* [Stored dataset items]
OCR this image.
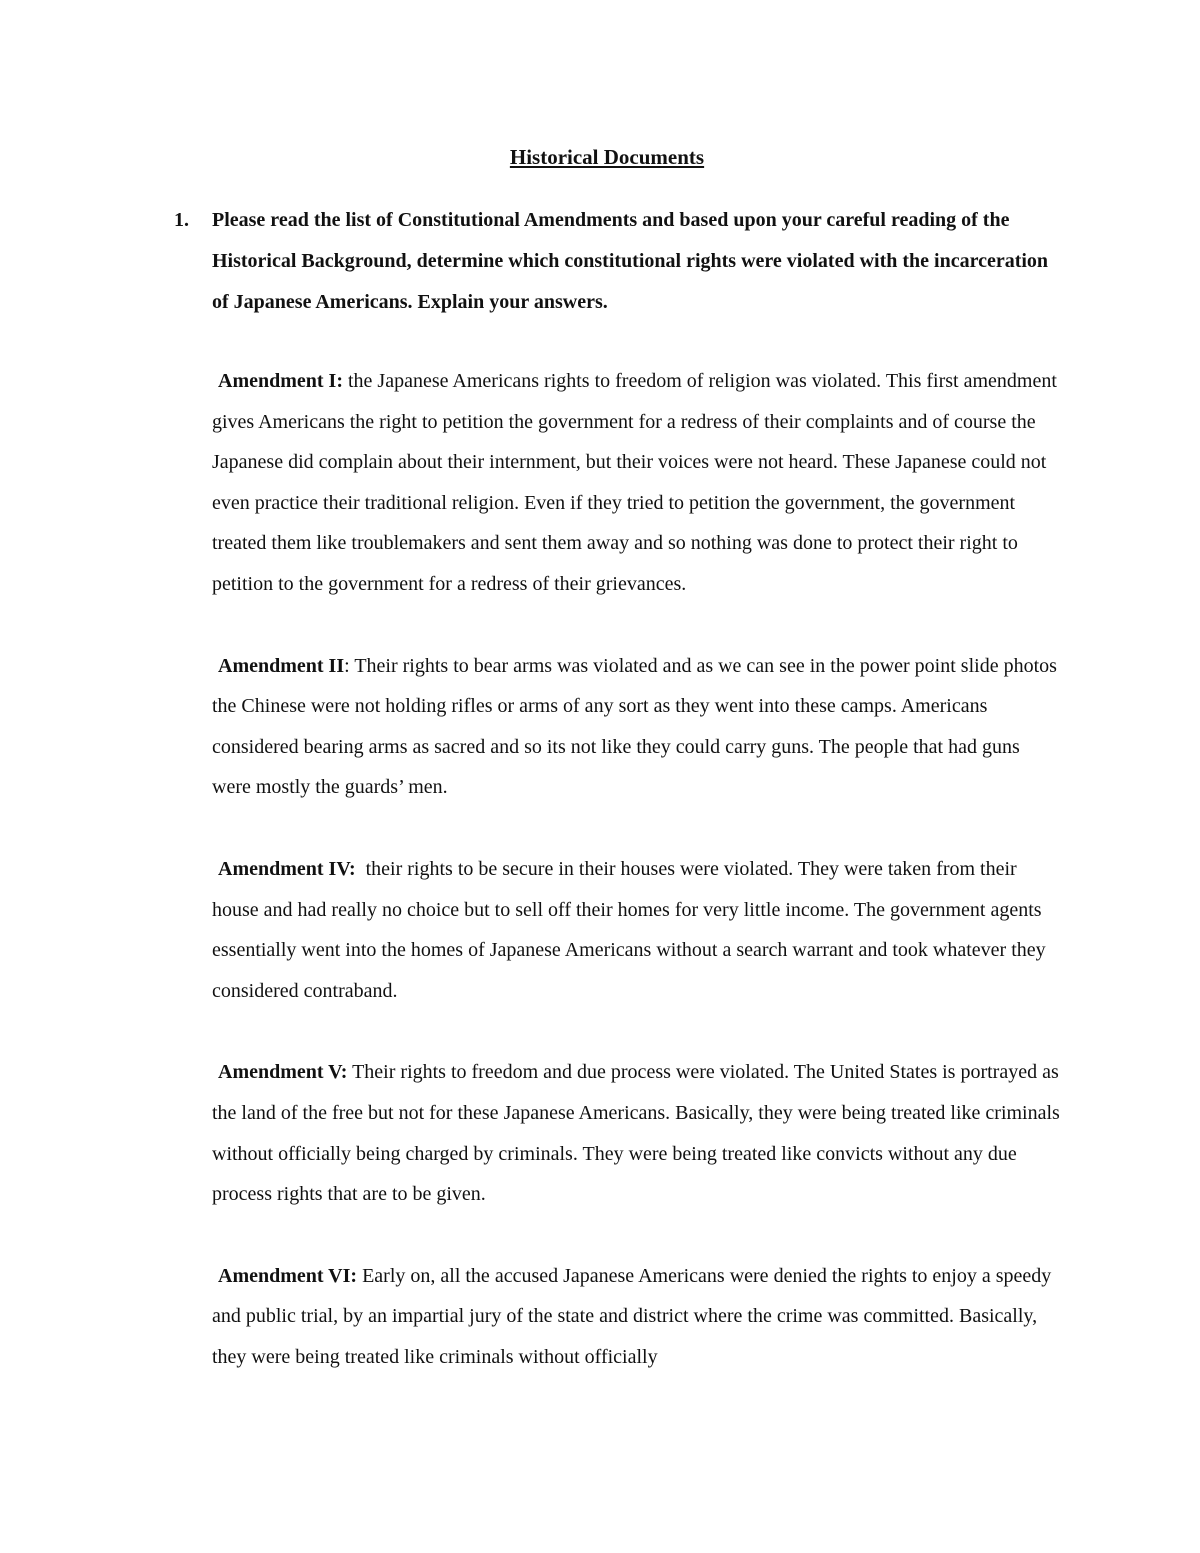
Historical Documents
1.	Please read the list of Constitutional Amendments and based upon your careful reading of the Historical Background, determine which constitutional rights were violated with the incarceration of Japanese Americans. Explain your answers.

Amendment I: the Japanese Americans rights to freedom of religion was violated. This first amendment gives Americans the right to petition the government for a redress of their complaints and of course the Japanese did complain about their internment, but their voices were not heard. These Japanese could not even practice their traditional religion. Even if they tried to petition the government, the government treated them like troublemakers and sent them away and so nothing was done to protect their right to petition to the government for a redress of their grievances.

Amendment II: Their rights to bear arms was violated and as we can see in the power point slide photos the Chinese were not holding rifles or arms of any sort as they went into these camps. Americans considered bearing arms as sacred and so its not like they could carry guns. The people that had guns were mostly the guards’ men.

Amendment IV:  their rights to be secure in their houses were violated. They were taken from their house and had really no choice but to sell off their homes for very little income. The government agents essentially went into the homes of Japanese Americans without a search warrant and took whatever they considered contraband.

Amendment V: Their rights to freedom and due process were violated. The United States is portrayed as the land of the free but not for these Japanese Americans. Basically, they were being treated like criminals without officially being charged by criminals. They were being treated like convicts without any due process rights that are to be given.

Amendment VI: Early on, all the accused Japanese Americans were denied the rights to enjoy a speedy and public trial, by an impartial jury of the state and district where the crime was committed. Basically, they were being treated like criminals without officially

---

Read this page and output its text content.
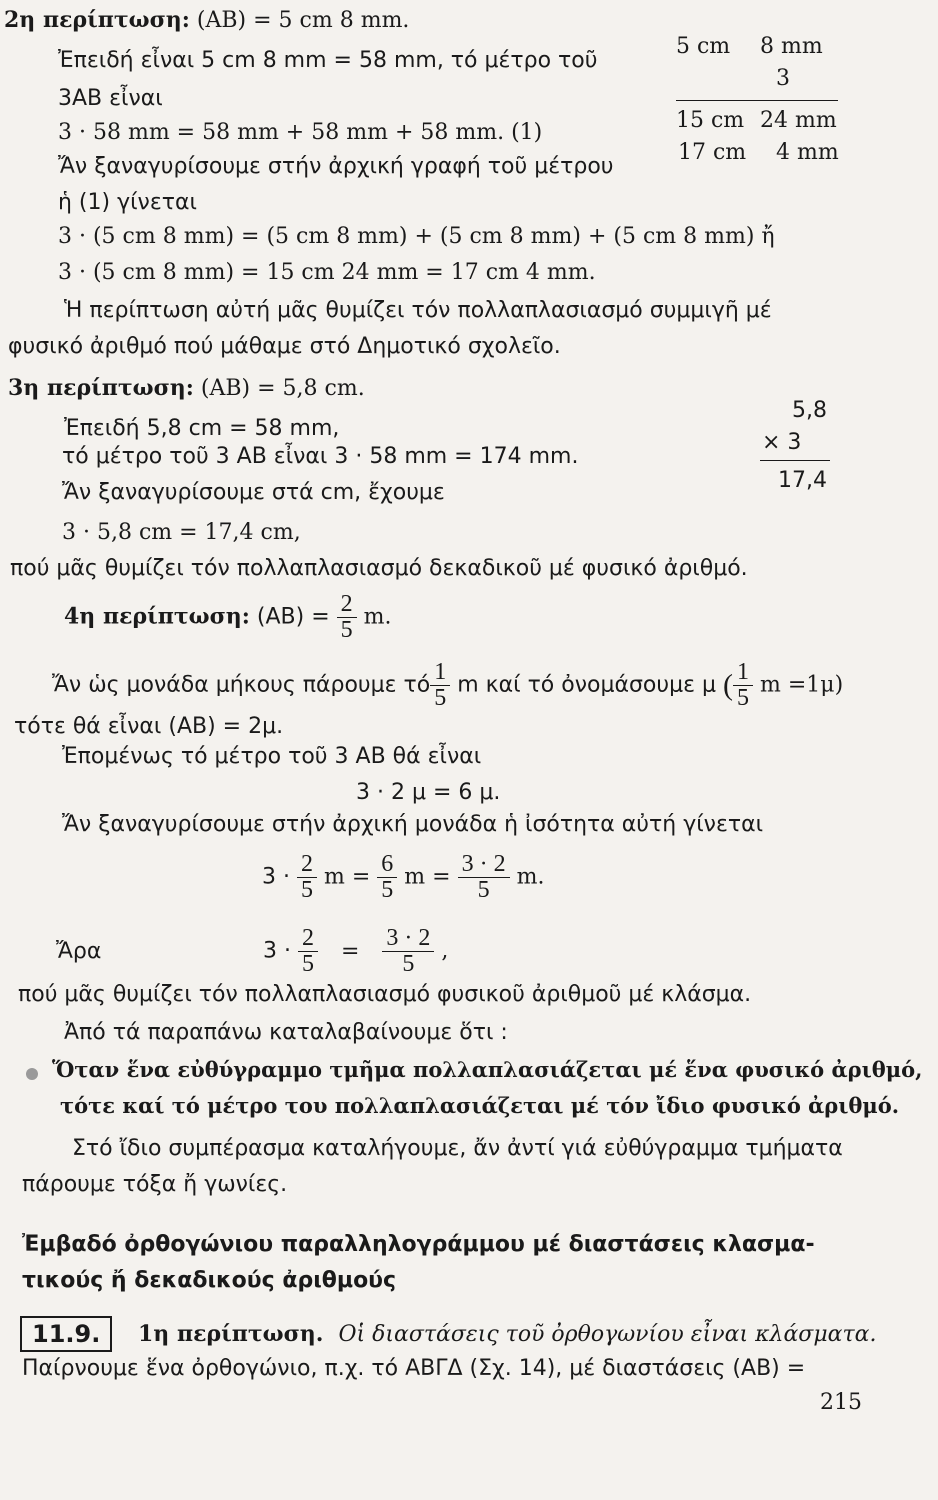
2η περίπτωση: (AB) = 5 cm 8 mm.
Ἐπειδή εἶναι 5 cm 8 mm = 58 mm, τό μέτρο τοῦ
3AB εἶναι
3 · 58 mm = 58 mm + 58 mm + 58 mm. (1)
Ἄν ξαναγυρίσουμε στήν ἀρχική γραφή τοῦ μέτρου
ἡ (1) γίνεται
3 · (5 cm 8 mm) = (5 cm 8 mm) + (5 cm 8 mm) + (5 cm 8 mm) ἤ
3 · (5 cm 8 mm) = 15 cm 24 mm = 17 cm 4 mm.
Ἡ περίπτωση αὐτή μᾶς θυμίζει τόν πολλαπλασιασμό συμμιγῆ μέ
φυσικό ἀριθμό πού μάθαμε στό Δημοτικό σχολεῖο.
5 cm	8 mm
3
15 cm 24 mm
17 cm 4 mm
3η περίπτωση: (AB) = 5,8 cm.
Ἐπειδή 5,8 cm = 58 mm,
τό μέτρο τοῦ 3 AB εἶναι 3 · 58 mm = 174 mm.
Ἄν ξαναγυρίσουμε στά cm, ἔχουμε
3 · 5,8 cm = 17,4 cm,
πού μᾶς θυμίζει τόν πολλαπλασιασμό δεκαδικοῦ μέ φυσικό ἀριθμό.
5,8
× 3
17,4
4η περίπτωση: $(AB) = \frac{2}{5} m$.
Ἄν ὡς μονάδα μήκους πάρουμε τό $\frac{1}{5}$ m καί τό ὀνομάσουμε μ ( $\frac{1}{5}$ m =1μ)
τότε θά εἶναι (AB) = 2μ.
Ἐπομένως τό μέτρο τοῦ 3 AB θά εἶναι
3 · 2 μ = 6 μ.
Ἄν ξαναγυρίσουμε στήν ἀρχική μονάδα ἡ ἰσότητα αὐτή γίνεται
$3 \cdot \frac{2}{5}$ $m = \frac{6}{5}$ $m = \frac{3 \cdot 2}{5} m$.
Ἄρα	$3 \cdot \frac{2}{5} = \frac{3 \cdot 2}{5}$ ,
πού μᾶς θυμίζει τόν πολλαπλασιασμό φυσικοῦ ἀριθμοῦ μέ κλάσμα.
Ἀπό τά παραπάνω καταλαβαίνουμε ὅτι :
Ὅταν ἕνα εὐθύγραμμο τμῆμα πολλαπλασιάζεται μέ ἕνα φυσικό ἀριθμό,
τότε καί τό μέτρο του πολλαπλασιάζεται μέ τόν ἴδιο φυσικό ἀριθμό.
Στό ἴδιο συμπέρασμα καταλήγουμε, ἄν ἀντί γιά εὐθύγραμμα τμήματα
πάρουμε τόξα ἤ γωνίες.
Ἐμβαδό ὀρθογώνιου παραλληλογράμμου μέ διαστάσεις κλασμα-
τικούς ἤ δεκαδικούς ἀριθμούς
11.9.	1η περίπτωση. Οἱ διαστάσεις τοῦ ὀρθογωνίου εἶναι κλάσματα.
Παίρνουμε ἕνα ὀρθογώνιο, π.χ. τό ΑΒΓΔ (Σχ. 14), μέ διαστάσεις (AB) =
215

* * *

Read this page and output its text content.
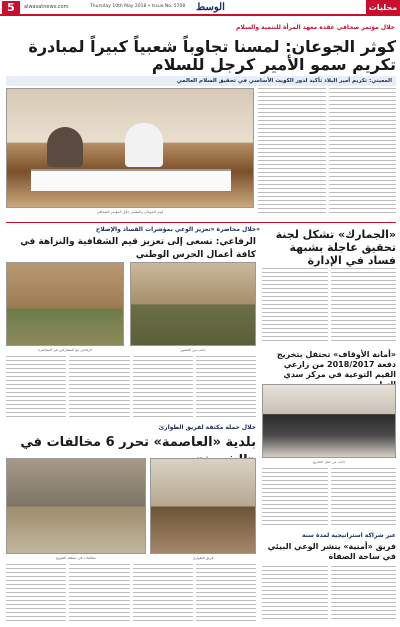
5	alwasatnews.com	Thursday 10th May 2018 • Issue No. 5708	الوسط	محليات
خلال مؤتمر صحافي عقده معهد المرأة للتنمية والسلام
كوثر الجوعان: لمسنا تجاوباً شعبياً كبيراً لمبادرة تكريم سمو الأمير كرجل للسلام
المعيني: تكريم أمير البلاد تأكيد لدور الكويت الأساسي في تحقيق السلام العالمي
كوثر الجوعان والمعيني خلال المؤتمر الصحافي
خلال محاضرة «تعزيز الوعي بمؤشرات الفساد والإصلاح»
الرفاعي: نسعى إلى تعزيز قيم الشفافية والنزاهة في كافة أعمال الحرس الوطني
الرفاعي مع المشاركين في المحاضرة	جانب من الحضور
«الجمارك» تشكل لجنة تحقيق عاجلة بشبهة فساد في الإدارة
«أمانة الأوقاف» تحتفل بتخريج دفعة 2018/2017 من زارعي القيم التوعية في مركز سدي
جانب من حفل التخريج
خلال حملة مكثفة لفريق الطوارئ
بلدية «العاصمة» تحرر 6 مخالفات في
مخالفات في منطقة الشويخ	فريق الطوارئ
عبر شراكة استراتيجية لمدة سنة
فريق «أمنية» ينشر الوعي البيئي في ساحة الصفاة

* [AIM OF THE EXERCISE] List the lines that contain the word "θυμίζει".

* [THE ANSWER]
Ἡ περίπτωση αὐτή μᾶς θυμίζει τόν πολλαπλασιασμό συμμιγῆ μέ
πού μᾶς θυμίζει τόν πολλαπλασιασμό δεκαδικοῦ μέ φυσικό ἀριθμό.
πού μᾶς θυμίζει τόν πολλαπλασιασμό φυσικοῦ ἀριθμοῦ μέ κλάσμα.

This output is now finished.